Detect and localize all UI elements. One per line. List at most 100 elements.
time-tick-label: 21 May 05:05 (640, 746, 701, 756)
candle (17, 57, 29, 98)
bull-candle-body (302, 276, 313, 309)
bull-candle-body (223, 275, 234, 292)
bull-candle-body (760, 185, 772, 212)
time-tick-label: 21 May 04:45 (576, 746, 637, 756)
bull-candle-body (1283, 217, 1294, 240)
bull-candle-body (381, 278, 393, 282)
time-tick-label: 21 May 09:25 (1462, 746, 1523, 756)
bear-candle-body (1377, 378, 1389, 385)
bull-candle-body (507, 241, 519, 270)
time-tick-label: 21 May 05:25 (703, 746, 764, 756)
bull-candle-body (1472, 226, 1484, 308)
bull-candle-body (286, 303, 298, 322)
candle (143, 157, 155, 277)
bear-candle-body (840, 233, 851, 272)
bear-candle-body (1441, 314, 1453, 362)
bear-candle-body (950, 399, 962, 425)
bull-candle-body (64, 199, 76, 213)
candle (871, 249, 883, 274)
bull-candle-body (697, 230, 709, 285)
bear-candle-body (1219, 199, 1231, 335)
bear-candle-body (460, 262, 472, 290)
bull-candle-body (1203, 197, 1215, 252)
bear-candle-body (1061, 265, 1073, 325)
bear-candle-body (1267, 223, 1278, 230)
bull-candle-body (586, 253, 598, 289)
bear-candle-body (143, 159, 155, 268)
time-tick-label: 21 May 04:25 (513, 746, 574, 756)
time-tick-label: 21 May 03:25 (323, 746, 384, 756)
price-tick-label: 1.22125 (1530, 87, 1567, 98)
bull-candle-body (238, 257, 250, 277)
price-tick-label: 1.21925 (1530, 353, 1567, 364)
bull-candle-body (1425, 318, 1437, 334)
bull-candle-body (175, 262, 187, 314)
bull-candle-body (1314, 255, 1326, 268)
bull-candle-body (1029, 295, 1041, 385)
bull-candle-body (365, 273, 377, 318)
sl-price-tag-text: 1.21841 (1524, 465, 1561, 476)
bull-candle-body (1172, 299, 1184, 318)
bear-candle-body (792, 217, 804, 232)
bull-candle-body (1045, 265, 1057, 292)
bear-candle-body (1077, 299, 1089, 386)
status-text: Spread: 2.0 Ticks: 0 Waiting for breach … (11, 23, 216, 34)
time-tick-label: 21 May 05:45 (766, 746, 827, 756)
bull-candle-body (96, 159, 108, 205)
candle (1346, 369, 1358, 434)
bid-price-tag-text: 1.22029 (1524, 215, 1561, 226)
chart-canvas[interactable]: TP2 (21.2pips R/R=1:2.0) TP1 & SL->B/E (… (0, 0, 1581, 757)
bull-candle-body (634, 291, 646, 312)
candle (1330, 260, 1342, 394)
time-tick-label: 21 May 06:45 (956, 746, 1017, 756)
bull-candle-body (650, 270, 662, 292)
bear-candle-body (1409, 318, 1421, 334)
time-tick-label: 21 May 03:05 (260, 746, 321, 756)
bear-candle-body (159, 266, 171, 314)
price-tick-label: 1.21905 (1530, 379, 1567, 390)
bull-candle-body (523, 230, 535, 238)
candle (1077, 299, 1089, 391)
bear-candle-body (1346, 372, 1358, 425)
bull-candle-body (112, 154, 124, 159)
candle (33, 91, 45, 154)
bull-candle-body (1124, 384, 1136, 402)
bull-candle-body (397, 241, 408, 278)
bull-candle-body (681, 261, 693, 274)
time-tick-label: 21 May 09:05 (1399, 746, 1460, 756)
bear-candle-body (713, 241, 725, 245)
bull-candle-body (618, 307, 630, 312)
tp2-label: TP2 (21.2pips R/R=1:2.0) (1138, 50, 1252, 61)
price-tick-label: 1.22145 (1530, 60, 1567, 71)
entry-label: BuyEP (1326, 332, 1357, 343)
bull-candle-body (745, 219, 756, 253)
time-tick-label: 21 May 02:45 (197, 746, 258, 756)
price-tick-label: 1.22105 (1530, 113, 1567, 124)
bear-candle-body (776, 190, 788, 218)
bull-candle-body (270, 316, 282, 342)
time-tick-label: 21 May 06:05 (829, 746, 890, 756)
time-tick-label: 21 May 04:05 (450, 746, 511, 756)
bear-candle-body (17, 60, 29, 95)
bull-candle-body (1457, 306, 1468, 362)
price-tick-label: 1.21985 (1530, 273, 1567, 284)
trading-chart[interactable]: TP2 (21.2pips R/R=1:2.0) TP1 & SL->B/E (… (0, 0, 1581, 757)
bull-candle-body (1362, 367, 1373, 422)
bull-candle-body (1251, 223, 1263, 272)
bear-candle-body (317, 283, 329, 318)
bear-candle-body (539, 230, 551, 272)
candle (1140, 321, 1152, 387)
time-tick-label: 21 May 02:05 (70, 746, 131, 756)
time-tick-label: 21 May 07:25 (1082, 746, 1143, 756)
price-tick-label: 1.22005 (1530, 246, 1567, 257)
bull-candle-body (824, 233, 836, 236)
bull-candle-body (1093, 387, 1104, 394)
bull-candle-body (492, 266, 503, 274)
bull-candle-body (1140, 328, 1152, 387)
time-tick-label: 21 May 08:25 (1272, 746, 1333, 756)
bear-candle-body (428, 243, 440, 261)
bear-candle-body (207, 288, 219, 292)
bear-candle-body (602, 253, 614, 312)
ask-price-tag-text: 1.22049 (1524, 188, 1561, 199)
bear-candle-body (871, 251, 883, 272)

### The task
Can you recast every line of the entries above as a Markdown table with the columns "No." and "Line," numbering the rows and skipping any blank lines?

### Result of this exercise
| No. | Line |
|---|---|
| 1 | Detect and localize all UI elements. One per line. List at most 100 elements. |
| 2 | time-tick-label: 21 May 05:05 (640, 746, 701, 756) |
| 3 | candle (17, 57, 29, 98) |
| 4 | bull-candle-body (302, 276, 313, 309) |
| 5 | bull-candle-body (223, 275, 234, 292) |
| 6 | bull-candle-body (760, 185, 772, 212) |
| 7 | time-tick-label: 21 May 04:45 (576, 746, 637, 756) |
| 8 | bull-candle-body (1283, 217, 1294, 240) |
| 9 | bull-candle-body (381, 278, 393, 282) |
| 10 | time-tick-label: 21 May 09:25 (1462, 746, 1523, 756) |
| 11 | bear-candle-body (1377, 378, 1389, 385) |
| 12 | bull-candle-body (507, 241, 519, 270) |
| 13 | time-tick-label: 21 May 05:25 (703, 746, 764, 756) |
| 14 | bull-candle-body (1472, 226, 1484, 308) |
| 15 | bull-candle-body (286, 303, 298, 322) |
| 16 | candle (143, 157, 155, 277) |
| 17 | bear-candle-body (840, 233, 851, 272) |
| 18 | bear-candle-body (1441, 314, 1453, 362) |
| 19 | bear-candle-body (950, 399, 962, 425) |
| 20 | bull-candle-body (64, 199, 76, 213) |
| 21 | candle (871, 249, 883, 274) |
| 22 | bull-candle-body (697, 230, 709, 285) |
| 23 | bear-candle-body (1219, 199, 1231, 335) |
| 24 | bear-candle-body (460, 262, 472, 290) |
| 25 | bull-candle-body (1203, 197, 1215, 252) |
| 26 | bear-candle-body (1061, 265, 1073, 325) |
| 27 | bear-candle-body (1267, 223, 1278, 230) |
| 28 | bull-candle-body (586, 253, 598, 289) |
| 29 | bear-candle-body (143, 159, 155, 268) |
| 30 | time-tick-label: 21 May 04:25 (513, 746, 574, 756) |
| 31 | time-tick-label: 21 May 03:25 (323, 746, 384, 756) |
| 32 | price-tick-label: 1.22125 (1530, 87, 1567, 98) |
| 33 | bull-candle-body (238, 257, 250, 277) |
| 34 | price-tick-label: 1.21925 (1530, 353, 1567, 364) |
| 35 | bull-candle-body (1425, 318, 1437, 334) |
| 36 | bull-candle-body (175, 262, 187, 314) |
| 37 | bull-candle-body (1314, 255, 1326, 268) |
| 38 | bull-candle-body (1029, 295, 1041, 385) |
| 39 | bull-candle-body (365, 273, 377, 318) |
| 40 | sl-price-tag-text: 1.21841 (1524, 465, 1561, 476) |
| 41 | bull-candle-body (1172, 299, 1184, 318) |
| 42 | bear-candle-body (792, 217, 804, 232) |
| 43 | bull-candle-body (1045, 265, 1057, 292) |
| 44 | bear-candle-body (1077, 299, 1089, 386) |
| 45 | status-text: Spread: 2.0 Ticks: 0 Waiting for breach … (11, 23, 216, 34) |
| 46 | time-tick-label: 21 May 05:45 (766, 746, 827, 756) |
| 47 | bull-candle-body (96, 159, 108, 205) |
| 48 | candle (1346, 369, 1358, 434) |
| 49 | bid-price-tag-text: 1.22029 (1524, 215, 1561, 226) |
| 50 | chart-canvas[interactable]: TP2 (21.2pips R/R=1:2.0) TP1 & SL->B/E (… (0, 0, 1581, 757) |
| 51 | bull-candle-body (634, 291, 646, 312) |
| 52 | candle (1330, 260, 1342, 394) |
| 53 | time-tick-label: 21 May 06:45 (956, 746, 1017, 756) |
| 54 | bull-candle-body (650, 270, 662, 292) |
| 55 | bear-candle-body (1409, 318, 1421, 334) |
| 56 | time-tick-label: 21 May 03:05 (260, 746, 321, 756) |
| 57 | bear-candle-body (159, 266, 171, 314) |
| 58 | price-tick-label: 1.21905 (1530, 379, 1567, 390) |
| 59 | bull-candle-body (523, 230, 535, 238) |
| 60 | candle (1077, 299, 1089, 391) |
| 61 | bear-candle-body (1346, 372, 1358, 425) |
| 62 | bull-candle-body (112, 154, 124, 159) |
| 63 | candle (33, 91, 45, 154) |
| 64 | bull-candle-body (1124, 384, 1136, 402) |
| 65 | bull-candle-body (397, 241, 408, 278) |
| 66 | bull-candle-body (681, 261, 693, 274) |
| 67 | time-tick-label: 21 May 09:05 (1399, 746, 1460, 756) |
| 68 | bear-candle-body (713, 241, 725, 245) |
| 69 | bull-candle-body (618, 307, 630, 312) |
| 70 | tp2-label: TP2 (21.2pips R/R=1:2.0) (1138, 50, 1252, 61) |
| 71 | price-tick-label: 1.22145 (1530, 60, 1567, 71) |
| 72 | entry-label: BuyEP (1326, 332, 1357, 343) |
| 73 | bull-candle-body (745, 219, 756, 253) |
| 74 | time-tick-label: 21 May 02:45 (197, 746, 258, 756) |
| 75 | price-tick-label: 1.22105 (1530, 113, 1567, 124) |
| 76 | bear-candle-body (776, 190, 788, 218) |
| 77 | bull-candle-body (270, 316, 282, 342) |
| 78 | time-tick-label: 21 May 06:05 (829, 746, 890, 756) |
| 79 | time-tick-label: 21 May 04:05 (450, 746, 511, 756) |
| 80 | bear-candle-body (17, 60, 29, 95) |
| 81 | bull-candle-body (1457, 306, 1468, 362) |
| 82 | price-tick-label: 1.21985 (1530, 273, 1567, 284) |
| 83 | trading-chart[interactable]: TP2 (21.2pips R/R=1:2.0) TP1 & SL->B/E (… (0, 0, 1581, 757) |
| 84 | bull-candle-body (1362, 367, 1373, 422) |
| 85 | bull-candle-body (1251, 223, 1263, 272) |
| 86 | bear-candle-body (317, 283, 329, 318) |
| 87 | bear-candle-body (539, 230, 551, 272) |
| 88 | candle (1140, 321, 1152, 387) |
| 89 | time-tick-label: 21 May 02:05 (70, 746, 131, 756) |
| 90 | time-tick-label: 21 May 07:25 (1082, 746, 1143, 756) |
| 91 | price-tick-label: 1.22005 (1530, 246, 1567, 257) |
| 92 | bull-candle-body (824, 233, 836, 236) |
| 93 | bull-candle-body (1093, 387, 1104, 394) |
| 94 | bull-candle-body (492, 266, 503, 274) |
| 95 | bull-candle-body (1140, 328, 1152, 387) |
| 96 | time-tick-label: 21 May 08:25 (1272, 746, 1333, 756) |
| 97 | bear-candle-body (428, 243, 440, 261) |
| 98 | bear-candle-body (207, 288, 219, 292) |
| 99 | bear-candle-body (602, 253, 614, 312) |
| 100 | ask-price-tag-text: 1.22049 (1524, 188, 1561, 199) |
| 101 | bear-candle-body (871, 251, 883, 272) |